* start *
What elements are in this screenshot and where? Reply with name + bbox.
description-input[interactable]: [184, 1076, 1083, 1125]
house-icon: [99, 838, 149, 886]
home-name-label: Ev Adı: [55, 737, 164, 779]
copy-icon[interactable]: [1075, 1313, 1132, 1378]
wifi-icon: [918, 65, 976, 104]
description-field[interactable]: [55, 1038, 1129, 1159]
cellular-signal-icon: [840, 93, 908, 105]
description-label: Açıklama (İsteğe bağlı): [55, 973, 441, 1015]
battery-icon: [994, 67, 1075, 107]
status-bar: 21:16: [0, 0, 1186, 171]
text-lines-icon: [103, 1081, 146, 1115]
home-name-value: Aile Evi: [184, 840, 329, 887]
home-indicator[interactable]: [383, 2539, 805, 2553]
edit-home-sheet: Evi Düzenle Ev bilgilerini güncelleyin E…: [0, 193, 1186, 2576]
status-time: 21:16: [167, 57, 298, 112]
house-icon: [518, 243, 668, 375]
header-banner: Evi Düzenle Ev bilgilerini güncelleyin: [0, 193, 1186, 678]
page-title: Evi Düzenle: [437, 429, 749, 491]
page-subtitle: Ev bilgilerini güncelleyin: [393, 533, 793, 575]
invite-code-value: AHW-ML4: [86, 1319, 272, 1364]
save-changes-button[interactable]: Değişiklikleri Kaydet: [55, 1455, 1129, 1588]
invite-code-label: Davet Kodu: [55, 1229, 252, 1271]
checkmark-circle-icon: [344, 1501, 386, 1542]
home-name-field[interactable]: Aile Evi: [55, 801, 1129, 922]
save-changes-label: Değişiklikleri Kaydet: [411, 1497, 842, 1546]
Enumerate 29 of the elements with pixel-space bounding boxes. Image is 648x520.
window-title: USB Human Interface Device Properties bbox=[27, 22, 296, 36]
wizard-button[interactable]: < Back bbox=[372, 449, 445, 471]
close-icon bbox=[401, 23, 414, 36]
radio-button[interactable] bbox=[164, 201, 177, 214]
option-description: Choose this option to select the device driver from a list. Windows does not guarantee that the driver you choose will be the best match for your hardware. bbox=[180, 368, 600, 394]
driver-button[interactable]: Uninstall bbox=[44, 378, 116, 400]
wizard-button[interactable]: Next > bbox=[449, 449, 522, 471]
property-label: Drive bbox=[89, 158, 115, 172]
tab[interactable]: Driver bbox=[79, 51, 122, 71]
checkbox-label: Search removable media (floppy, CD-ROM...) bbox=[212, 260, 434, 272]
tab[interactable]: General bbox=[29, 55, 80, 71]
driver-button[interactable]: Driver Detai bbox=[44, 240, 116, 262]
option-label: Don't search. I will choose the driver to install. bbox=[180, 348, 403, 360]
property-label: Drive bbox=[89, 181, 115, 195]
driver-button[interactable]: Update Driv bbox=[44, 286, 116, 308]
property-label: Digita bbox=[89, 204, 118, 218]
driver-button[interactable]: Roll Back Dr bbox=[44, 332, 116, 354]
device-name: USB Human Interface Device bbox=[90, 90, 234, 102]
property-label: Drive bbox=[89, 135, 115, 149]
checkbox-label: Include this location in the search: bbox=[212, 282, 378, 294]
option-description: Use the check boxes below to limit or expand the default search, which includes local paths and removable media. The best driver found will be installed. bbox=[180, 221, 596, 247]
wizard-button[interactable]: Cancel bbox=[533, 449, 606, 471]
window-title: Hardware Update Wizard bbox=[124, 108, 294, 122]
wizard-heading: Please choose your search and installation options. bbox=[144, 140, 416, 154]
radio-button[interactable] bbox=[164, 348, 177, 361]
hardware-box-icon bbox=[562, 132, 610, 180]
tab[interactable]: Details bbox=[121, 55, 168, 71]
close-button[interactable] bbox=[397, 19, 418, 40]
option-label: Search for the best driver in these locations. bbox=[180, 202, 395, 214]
* end *
What you need to do - State how many lines of the material contain the string "checkbox", with uppercase and lowercase counted as different. Give only the number.

Result of this task - 2